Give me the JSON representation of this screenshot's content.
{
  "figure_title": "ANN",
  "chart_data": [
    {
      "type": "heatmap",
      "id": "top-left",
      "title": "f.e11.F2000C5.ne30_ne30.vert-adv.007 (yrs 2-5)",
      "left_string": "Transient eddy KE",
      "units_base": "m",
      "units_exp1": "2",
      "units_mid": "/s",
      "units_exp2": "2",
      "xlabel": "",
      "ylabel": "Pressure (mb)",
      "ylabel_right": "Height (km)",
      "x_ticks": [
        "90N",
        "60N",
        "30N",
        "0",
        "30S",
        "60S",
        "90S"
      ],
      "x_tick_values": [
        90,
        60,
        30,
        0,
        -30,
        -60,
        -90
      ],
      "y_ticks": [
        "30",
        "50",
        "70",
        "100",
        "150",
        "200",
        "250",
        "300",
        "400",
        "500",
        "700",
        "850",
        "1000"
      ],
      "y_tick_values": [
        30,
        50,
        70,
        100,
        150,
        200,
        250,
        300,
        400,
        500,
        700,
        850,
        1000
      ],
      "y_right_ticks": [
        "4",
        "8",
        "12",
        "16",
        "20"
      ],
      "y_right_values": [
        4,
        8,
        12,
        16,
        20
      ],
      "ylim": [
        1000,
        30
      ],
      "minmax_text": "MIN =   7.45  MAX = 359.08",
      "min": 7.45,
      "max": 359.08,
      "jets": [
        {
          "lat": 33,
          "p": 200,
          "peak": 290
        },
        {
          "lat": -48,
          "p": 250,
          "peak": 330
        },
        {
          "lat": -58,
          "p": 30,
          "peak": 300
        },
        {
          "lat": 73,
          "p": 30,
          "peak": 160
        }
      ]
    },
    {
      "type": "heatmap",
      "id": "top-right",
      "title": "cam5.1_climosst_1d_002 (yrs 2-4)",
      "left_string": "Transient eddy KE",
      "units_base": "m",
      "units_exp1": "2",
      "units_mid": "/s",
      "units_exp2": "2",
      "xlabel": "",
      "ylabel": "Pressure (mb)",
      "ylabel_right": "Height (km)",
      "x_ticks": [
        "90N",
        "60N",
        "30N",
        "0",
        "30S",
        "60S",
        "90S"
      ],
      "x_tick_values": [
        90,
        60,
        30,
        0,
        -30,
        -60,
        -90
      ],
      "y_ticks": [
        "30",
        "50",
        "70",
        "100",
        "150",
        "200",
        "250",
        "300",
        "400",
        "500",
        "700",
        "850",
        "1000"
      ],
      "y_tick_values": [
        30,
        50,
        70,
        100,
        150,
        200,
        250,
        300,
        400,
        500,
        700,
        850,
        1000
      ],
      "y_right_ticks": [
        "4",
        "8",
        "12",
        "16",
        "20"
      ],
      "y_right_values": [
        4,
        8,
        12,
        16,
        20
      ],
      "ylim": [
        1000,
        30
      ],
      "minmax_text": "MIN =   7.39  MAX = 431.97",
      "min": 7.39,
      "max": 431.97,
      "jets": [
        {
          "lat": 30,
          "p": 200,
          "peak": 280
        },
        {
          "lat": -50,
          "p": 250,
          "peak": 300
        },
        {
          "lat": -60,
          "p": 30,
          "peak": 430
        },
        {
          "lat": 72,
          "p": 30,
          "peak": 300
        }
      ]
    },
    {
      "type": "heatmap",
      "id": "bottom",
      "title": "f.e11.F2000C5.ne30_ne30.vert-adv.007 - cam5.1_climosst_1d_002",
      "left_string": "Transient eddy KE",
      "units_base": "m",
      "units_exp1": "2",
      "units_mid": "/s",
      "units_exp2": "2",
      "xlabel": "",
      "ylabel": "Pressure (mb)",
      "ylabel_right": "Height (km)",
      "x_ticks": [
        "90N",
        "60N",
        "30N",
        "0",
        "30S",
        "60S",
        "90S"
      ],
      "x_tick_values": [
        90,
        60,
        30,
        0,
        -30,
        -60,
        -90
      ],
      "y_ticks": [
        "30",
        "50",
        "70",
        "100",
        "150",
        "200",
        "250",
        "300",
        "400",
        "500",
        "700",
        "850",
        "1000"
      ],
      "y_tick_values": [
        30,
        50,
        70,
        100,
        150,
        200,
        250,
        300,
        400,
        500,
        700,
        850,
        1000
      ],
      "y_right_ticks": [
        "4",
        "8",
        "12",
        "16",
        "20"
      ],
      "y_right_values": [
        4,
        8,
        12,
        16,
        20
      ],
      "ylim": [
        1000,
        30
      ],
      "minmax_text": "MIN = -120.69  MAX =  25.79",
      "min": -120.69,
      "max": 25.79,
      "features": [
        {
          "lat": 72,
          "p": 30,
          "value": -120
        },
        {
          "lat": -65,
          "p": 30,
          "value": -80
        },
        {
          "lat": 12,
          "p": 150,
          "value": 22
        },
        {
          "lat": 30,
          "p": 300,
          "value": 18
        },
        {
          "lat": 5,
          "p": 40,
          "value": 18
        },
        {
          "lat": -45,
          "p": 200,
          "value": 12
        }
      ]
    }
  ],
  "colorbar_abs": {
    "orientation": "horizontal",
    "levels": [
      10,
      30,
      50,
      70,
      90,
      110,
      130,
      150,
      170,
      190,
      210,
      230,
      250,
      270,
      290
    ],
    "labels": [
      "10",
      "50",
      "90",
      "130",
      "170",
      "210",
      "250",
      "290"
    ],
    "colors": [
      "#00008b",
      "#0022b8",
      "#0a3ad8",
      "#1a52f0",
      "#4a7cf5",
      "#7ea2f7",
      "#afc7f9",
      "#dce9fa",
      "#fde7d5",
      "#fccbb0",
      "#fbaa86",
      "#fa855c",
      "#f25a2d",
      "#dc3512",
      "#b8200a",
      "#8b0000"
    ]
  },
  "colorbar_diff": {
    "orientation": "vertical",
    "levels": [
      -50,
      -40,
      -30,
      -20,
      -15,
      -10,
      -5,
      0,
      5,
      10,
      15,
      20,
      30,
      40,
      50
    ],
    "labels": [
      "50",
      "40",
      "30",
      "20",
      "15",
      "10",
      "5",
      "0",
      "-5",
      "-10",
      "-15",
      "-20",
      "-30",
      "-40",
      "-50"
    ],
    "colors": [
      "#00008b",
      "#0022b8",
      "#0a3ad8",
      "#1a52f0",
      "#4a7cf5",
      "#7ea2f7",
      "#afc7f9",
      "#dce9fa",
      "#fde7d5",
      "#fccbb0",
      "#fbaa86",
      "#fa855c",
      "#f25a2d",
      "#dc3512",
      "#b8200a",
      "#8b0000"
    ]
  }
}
++++++++++
--- EXERCISE ---
Please repeat all the records above exactly as they appear.

--- TASK RESPONSE ---
Give me the JSON representation of this screenshot's content.
{
  "figure_title": "ANN",
  "chart_data": [
    {
      "type": "heatmap",
      "id": "top-left",
      "title": "f.e11.F2000C5.ne30_ne30.vert-adv.007 (yrs 2-5)",
      "left_string": "Transient eddy KE",
      "units_base": "m",
      "units_exp1": "2",
      "units_mid": "/s",
      "units_exp2": "2",
      "xlabel": "",
      "ylabel": "Pressure (mb)",
      "ylabel_right": "Height (km)",
      "x_ticks": [
        "90N",
        "60N",
        "30N",
        "0",
        "30S",
        "60S",
        "90S"
      ],
      "x_tick_values": [
        90,
        60,
        30,
        0,
        -30,
        -60,
        -90
      ],
      "y_ticks": [
        "30",
        "50",
        "70",
        "100",
        "150",
        "200",
        "250",
        "300",
        "400",
        "500",
        "700",
        "850",
        "1000"
      ],
      "y_tick_values": [
        30,
        50,
        70,
        100,
        150,
        200,
        250,
        300,
        400,
        500,
        700,
        850,
        1000
      ],
      "y_right_ticks": [
        "4",
        "8",
        "12",
        "16",
        "20"
      ],
      "y_right_values": [
        4,
        8,
        12,
        16,
        20
      ],
      "ylim": [
        1000,
        30
      ],
      "minmax_text": "MIN =   7.45  MAX = 359.08",
      "min": 7.45,
      "max": 359.08,
      "jets": [
        {
          "lat": 33,
          "p": 200,
          "peak": 290
        },
        {
          "lat": -48,
          "p": 250,
          "peak": 330
        },
        {
          "lat": -58,
          "p": 30,
          "peak": 300
        },
        {
          "lat": 73,
          "p": 30,
          "peak": 160
        }
      ]
    },
    {
      "type": "heatmap",
      "id": "top-right",
      "title": "cam5.1_climosst_1d_002 (yrs 2-4)",
      "left_string": "Transient eddy KE",
      "units_base": "m",
      "units_exp1": "2",
      "units_mid": "/s",
      "units_exp2": "2",
      "xlabel": "",
      "ylabel": "Pressure (mb)",
      "ylabel_right": "Height (km)",
      "x_ticks": [
        "90N",
        "60N",
        "30N",
        "0",
        "30S",
        "60S",
        "90S"
      ],
      "x_tick_values": [
        90,
        60,
        30,
        0,
        -30,
        -60,
        -90
      ],
      "y_ticks": [
        "30",
        "50",
        "70",
        "100",
        "150",
        "200",
        "250",
        "300",
        "400",
        "500",
        "700",
        "850",
        "1000"
      ],
      "y_tick_values": [
        30,
        50,
        70,
        100,
        150,
        200,
        250,
        300,
        400,
        500,
        700,
        850,
        1000
      ],
      "y_right_ticks": [
        "4",
        "8",
        "12",
        "16",
        "20"
      ],
      "y_right_values": [
        4,
        8,
        12,
        16,
        20
      ],
      "ylim": [
        1000,
        30
      ],
      "minmax_text": "MIN =   7.39  MAX = 431.97",
      "min": 7.39,
      "max": 431.97,
      "jets": [
        {
          "lat": 30,
          "p": 200,
          "peak": 280
        },
        {
          "lat": -50,
          "p": 250,
          "peak": 300
        },
        {
          "lat": -60,
          "p": 30,
          "peak": 430
        },
        {
          "lat": 72,
          "p": 30,
          "peak": 300
        }
      ]
    },
    {
      "type": "heatmap",
      "id": "bottom",
      "title": "f.e11.F2000C5.ne30_ne30.vert-adv.007 - cam5.1_climosst_1d_002",
      "left_string": "Transient eddy KE",
      "units_base": "m",
      "units_exp1": "2",
      "units_mid": "/s",
      "units_exp2": "2",
      "xlabel": "",
      "ylabel": "Pressure (mb)",
      "ylabel_right": "Height (km)",
      "x_ticks": [
        "90N",
        "60N",
        "30N",
        "0",
        "30S",
        "60S",
        "90S"
      ],
      "x_tick_values": [
        90,
        60,
        30,
        0,
        -30,
        -60,
        -90
      ],
      "y_ticks": [
        "30",
        "50",
        "70",
        "100",
        "150",
        "200",
        "250",
        "300",
        "400",
        "500",
        "700",
        "850",
        "1000"
      ],
      "y_tick_values": [
        30,
        50,
        70,
        100,
        150,
        200,
        250,
        300,
        400,
        500,
        700,
        850,
        1000
      ],
      "y_right_ticks": [
        "4",
        "8",
        "12",
        "16",
        "20"
      ],
      "y_right_values": [
        4,
        8,
        12,
        16,
        20
      ],
      "ylim": [
        1000,
        30
      ],
      "minmax_text": "MIN = -120.69  MAX =  25.79",
      "min": -120.69,
      "max": 25.79,
      "features": [
        {
          "lat": 72,
          "p": 30,
          "value": -120
        },
        {
          "lat": -65,
          "p": 30,
          "value": -80
        },
        {
          "lat": 12,
          "p": 150,
          "value": 22
        },
        {
          "lat": 30,
          "p": 300,
          "value": 18
        },
        {
          "lat": 5,
          "p": 40,
          "value": 18
        },
        {
          "lat": -45,
          "p": 200,
          "value": 12
        }
      ]
    }
  ],
  "colorbar_abs": {
    "orientation": "horizontal",
    "levels": [
      10,
      30,
      50,
      70,
      90,
      110,
      130,
      150,
      170,
      190,
      210,
      230,
      250,
      270,
      290
    ],
    "labels": [
      "10",
      "50",
      "90",
      "130",
      "170",
      "210",
      "250",
      "290"
    ],
    "colors": [
      "#00008b",
      "#0022b8",
      "#0a3ad8",
      "#1a52f0",
      "#4a7cf5",
      "#7ea2f7",
      "#afc7f9",
      "#dce9fa",
      "#fde7d5",
      "#fccbb0",
      "#fbaa86",
      "#fa855c",
      "#f25a2d",
      "#dc3512",
      "#b8200a",
      "#8b0000"
    ]
  },
  "colorbar_diff": {
    "orientation": "vertical",
    "levels": [
      -50,
      -40,
      -30,
      -20,
      -15,
      -10,
      -5,
      0,
      5,
      10,
      15,
      20,
      30,
      40,
      50
    ],
    "labels": [
      "50",
      "40",
      "30",
      "20",
      "15",
      "10",
      "5",
      "0",
      "-5",
      "-10",
      "-15",
      "-20",
      "-30",
      "-40",
      "-50"
    ],
    "colors": [
      "#00008b",
      "#0022b8",
      "#0a3ad8",
      "#1a52f0",
      "#4a7cf5",
      "#7ea2f7",
      "#afc7f9",
      "#dce9fa",
      "#fde7d5",
      "#fccbb0",
      "#fbaa86",
      "#fa855c",
      "#f25a2d",
      "#dc3512",
      "#b8200a",
      "#8b0000"
    ]
  }
}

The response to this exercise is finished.